Material:

^^^^

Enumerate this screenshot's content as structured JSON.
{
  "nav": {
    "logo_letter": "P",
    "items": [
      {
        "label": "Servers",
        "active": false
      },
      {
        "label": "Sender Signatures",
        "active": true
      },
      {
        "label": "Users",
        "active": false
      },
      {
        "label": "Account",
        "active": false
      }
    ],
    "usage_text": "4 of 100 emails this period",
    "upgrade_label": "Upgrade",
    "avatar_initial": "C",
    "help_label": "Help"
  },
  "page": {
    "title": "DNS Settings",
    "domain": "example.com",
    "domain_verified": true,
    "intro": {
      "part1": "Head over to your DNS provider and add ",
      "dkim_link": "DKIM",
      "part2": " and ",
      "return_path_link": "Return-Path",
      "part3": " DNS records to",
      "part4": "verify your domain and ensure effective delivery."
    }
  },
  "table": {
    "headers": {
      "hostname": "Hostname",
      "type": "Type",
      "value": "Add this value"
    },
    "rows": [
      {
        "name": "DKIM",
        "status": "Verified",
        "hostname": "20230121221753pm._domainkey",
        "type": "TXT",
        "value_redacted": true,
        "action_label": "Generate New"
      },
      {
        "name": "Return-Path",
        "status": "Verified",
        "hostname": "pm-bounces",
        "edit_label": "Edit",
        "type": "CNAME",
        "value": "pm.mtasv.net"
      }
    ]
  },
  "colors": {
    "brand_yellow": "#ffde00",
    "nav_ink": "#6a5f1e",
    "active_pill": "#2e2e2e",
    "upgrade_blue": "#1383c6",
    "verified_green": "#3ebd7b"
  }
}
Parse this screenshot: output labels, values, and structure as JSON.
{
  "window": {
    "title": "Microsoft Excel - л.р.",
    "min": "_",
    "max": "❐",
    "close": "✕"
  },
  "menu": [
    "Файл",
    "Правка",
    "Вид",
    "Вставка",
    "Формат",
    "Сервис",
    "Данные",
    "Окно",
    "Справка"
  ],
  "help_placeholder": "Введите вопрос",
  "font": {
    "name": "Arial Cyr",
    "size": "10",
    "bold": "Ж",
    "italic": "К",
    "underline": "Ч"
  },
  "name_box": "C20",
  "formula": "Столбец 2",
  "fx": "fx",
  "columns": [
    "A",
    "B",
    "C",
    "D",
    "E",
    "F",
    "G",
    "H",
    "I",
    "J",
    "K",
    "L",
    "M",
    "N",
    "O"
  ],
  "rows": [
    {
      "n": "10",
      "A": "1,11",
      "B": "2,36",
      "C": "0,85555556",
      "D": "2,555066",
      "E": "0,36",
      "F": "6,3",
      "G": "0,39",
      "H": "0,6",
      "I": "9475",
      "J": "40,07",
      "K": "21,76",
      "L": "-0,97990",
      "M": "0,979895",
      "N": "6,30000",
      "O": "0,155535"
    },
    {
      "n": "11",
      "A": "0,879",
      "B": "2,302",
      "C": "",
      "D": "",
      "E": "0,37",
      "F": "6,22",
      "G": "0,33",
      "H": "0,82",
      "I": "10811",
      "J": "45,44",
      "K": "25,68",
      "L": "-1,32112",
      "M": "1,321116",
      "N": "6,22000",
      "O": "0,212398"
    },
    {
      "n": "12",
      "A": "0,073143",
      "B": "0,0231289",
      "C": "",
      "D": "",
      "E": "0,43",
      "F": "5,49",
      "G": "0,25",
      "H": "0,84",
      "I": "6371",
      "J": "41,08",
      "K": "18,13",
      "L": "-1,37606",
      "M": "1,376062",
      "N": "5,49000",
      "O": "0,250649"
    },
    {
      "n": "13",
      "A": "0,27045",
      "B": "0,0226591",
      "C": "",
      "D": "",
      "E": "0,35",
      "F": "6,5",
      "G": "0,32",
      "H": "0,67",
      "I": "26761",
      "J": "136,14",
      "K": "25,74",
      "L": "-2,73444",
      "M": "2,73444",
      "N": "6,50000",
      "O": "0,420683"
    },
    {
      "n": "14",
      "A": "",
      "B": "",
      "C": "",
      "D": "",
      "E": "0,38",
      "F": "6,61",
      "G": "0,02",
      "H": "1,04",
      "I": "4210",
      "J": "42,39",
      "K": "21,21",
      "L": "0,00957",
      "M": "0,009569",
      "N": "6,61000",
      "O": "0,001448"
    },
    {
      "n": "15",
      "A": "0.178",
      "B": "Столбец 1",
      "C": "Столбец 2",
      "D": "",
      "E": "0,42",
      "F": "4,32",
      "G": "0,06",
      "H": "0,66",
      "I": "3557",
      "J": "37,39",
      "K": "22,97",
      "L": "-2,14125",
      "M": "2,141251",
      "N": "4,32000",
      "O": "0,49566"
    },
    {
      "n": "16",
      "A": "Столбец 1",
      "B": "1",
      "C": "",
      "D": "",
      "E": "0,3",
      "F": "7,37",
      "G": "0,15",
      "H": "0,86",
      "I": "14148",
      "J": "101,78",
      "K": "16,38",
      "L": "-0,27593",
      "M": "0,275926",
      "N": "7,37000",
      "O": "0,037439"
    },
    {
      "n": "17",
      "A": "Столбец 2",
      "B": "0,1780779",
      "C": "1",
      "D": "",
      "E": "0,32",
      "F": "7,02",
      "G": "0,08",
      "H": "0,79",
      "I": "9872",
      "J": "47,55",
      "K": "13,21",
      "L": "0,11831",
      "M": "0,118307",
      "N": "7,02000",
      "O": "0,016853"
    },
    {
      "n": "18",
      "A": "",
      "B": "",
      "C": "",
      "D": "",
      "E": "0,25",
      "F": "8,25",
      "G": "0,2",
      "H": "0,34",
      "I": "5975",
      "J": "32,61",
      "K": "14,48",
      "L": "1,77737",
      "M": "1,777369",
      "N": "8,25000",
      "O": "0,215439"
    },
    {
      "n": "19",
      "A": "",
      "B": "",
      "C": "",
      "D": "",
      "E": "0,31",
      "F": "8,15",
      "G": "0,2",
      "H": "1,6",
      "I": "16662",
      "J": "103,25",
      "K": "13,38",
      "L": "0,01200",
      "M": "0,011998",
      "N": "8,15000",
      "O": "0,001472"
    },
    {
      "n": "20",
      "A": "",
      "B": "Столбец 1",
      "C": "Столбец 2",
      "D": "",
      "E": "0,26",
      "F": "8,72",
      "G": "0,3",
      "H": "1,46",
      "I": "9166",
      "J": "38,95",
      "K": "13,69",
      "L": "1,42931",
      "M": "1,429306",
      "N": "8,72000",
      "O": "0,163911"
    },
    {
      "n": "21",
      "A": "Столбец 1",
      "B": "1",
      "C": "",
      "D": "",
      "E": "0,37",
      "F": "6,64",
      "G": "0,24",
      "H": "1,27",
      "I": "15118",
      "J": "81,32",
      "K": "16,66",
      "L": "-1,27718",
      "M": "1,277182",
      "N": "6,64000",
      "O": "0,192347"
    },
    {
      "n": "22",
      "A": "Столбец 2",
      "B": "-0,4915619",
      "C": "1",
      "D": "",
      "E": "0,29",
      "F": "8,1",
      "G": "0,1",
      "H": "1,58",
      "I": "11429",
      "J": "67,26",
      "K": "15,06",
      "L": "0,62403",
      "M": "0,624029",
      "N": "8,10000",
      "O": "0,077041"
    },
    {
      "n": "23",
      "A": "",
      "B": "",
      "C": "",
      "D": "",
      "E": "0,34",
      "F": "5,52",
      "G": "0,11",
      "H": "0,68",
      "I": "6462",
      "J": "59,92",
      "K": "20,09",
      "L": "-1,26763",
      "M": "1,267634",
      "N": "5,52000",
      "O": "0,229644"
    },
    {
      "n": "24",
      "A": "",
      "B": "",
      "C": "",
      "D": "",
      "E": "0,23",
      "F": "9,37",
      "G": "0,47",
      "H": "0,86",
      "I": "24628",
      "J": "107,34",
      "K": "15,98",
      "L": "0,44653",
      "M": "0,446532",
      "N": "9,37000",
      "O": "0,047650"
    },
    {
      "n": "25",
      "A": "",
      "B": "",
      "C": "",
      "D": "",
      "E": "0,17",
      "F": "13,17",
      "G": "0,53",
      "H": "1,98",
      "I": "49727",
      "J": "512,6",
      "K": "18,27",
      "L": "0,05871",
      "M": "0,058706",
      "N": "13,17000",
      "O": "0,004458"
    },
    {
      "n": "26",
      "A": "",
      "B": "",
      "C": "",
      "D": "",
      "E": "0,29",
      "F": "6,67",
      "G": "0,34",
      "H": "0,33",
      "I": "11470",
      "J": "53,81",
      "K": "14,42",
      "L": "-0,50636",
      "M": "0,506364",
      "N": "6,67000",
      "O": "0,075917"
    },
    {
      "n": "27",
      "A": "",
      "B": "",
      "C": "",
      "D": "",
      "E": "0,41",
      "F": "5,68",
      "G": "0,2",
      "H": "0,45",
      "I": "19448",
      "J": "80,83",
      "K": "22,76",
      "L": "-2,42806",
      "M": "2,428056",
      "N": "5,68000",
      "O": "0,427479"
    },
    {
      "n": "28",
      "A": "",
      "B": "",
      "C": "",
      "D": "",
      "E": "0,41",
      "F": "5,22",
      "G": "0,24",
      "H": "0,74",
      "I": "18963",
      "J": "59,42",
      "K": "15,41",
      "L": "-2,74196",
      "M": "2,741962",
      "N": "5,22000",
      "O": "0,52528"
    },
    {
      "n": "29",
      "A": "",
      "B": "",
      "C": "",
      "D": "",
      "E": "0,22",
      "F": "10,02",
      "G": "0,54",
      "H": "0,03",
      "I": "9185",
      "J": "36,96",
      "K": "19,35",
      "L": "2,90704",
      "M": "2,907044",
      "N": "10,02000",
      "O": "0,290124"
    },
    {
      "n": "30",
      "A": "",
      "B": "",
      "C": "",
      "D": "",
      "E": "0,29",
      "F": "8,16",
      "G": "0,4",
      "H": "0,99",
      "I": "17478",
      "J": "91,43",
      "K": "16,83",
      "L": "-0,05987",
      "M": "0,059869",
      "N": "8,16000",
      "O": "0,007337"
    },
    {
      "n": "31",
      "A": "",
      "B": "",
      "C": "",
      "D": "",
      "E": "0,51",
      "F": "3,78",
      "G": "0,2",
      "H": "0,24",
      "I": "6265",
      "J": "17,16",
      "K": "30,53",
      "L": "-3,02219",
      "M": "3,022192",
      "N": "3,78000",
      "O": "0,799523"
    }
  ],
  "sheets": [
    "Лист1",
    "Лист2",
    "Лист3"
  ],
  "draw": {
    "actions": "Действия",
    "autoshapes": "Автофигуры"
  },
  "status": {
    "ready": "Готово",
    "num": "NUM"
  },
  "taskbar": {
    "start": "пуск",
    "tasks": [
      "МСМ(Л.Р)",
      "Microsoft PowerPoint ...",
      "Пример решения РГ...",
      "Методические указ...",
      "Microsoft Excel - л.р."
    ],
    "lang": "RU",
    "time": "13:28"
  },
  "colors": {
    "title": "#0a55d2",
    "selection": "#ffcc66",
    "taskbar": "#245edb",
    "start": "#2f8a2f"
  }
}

^^^^

Required work:
In the data above, tally the lines holding "Path" and answer with the figure only.

The answer:
2